◆ PROBLEM TO WORK ON: Reading down the listing below, count the lines where the word "screenshot" shows up, then give only that count.

◆ Entries with figure data:
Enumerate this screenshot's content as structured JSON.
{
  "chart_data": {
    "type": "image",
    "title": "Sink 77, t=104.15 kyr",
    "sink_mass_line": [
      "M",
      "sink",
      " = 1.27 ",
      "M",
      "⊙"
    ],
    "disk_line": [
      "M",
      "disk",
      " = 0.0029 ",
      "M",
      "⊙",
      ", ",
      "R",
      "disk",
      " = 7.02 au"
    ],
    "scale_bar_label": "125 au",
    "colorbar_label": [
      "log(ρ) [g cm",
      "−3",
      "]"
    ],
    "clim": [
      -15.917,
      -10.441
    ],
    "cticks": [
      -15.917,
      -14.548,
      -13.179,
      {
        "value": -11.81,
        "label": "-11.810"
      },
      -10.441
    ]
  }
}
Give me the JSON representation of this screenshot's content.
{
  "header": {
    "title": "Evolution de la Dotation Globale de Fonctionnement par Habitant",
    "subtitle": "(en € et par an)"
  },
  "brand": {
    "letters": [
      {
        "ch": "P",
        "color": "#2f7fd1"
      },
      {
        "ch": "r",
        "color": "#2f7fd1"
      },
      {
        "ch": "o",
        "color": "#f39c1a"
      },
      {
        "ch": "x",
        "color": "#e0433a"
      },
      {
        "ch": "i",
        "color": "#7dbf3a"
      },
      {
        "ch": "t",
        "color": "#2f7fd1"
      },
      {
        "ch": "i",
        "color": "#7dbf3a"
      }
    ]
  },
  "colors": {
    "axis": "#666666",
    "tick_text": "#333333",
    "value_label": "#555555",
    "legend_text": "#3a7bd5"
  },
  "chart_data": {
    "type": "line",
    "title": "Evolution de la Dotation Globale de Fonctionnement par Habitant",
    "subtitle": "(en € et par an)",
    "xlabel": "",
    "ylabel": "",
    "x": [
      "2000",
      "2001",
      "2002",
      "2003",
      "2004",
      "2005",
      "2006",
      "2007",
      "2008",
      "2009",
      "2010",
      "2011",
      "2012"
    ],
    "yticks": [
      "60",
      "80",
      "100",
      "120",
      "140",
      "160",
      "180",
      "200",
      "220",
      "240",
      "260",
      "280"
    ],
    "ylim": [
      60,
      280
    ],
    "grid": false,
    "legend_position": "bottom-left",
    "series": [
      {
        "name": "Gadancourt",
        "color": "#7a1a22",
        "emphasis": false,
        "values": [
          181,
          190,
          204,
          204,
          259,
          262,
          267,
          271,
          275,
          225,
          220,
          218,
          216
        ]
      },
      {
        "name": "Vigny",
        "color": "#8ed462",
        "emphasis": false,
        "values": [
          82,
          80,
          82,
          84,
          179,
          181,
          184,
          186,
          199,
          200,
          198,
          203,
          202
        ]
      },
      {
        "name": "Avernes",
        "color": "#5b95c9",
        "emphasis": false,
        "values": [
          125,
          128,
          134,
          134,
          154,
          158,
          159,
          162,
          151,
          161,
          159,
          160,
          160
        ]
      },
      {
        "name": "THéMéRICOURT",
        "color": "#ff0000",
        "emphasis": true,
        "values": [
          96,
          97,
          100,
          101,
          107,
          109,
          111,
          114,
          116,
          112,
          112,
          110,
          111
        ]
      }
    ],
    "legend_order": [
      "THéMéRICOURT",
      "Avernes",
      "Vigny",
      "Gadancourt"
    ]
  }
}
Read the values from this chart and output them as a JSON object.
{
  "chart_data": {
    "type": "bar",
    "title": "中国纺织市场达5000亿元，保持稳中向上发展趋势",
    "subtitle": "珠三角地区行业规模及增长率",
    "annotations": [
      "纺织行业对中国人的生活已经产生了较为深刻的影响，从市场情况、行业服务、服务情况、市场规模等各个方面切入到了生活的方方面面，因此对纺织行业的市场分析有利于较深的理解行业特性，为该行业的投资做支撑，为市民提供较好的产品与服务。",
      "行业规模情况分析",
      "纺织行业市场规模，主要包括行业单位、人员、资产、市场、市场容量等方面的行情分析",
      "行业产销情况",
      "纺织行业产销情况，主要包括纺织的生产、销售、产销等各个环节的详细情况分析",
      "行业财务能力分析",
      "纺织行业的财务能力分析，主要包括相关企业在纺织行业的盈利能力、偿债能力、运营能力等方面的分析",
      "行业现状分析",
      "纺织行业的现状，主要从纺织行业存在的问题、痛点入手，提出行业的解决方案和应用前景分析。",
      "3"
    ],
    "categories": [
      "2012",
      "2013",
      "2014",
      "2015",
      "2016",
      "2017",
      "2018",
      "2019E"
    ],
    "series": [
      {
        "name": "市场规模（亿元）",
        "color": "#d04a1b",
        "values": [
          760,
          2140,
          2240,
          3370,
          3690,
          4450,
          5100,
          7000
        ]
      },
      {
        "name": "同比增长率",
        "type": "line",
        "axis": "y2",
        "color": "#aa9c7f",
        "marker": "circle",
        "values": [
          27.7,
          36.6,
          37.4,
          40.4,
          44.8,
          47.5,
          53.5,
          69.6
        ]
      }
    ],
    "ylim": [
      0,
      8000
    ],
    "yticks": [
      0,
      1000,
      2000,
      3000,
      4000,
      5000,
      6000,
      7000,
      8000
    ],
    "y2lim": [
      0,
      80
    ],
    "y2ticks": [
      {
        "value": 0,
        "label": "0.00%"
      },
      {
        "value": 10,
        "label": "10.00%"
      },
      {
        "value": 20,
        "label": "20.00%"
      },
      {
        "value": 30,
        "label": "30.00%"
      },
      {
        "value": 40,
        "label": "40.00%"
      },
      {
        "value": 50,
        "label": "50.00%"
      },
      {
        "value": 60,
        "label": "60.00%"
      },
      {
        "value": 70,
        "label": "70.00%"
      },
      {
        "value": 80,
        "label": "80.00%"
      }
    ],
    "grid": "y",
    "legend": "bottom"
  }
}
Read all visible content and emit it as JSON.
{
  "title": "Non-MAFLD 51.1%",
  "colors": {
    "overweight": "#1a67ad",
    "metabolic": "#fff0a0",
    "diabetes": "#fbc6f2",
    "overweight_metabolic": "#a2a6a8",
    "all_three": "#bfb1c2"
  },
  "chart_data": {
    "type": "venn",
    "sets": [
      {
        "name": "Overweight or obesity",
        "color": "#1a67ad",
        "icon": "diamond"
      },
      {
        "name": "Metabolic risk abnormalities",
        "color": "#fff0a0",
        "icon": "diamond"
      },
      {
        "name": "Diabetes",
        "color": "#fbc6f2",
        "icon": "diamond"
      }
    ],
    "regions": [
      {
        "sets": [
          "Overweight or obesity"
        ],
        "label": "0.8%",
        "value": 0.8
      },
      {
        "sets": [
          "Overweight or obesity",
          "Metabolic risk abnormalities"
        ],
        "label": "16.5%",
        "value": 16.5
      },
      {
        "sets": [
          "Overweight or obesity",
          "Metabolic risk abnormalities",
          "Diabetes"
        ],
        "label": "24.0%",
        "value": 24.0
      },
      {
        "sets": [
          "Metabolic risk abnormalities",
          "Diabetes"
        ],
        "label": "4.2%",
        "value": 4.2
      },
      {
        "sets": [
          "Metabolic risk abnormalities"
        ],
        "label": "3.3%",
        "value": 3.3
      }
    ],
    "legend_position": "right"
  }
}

◆ FULL SOLUTION: 2